# What the task asks:
Pull each line holding the word "JSON" from the data.

Records
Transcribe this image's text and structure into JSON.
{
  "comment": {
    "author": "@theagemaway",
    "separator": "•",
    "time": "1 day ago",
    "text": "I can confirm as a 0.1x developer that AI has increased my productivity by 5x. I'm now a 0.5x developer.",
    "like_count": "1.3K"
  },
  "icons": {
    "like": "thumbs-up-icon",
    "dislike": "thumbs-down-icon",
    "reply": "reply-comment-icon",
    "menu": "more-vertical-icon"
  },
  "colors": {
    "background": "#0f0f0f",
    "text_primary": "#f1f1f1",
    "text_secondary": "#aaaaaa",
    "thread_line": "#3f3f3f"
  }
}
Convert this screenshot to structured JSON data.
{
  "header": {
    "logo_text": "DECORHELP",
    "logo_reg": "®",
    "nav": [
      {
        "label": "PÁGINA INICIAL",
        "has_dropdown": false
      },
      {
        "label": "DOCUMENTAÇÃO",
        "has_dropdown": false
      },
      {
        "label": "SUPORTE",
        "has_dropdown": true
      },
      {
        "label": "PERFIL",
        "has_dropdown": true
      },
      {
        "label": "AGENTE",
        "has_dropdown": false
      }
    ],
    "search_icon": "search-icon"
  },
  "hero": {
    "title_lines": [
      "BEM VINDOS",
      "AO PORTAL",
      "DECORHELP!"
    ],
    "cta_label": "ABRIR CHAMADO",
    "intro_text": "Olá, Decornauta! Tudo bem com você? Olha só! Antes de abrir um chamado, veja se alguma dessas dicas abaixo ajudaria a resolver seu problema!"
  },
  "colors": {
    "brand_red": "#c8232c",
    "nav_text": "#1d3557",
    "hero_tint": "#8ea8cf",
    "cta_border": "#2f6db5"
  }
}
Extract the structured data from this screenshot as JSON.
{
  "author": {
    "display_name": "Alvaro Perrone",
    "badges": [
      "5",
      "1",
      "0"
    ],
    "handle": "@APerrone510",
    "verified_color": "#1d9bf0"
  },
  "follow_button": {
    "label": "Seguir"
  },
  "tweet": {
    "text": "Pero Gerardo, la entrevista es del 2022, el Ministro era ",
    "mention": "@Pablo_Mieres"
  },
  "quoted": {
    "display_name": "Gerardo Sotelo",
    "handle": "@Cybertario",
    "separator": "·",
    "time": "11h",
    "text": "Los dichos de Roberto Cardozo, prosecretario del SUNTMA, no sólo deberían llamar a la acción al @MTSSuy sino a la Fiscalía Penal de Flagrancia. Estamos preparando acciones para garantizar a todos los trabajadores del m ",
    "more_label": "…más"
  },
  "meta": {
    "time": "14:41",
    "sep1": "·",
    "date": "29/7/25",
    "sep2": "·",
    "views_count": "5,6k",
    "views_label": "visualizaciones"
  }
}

# Response to this exercise:
Transcribe this image's text and structure into JSON.
Convert this screenshot to structured JSON data.
Extract the structured data from this screenshot as JSON.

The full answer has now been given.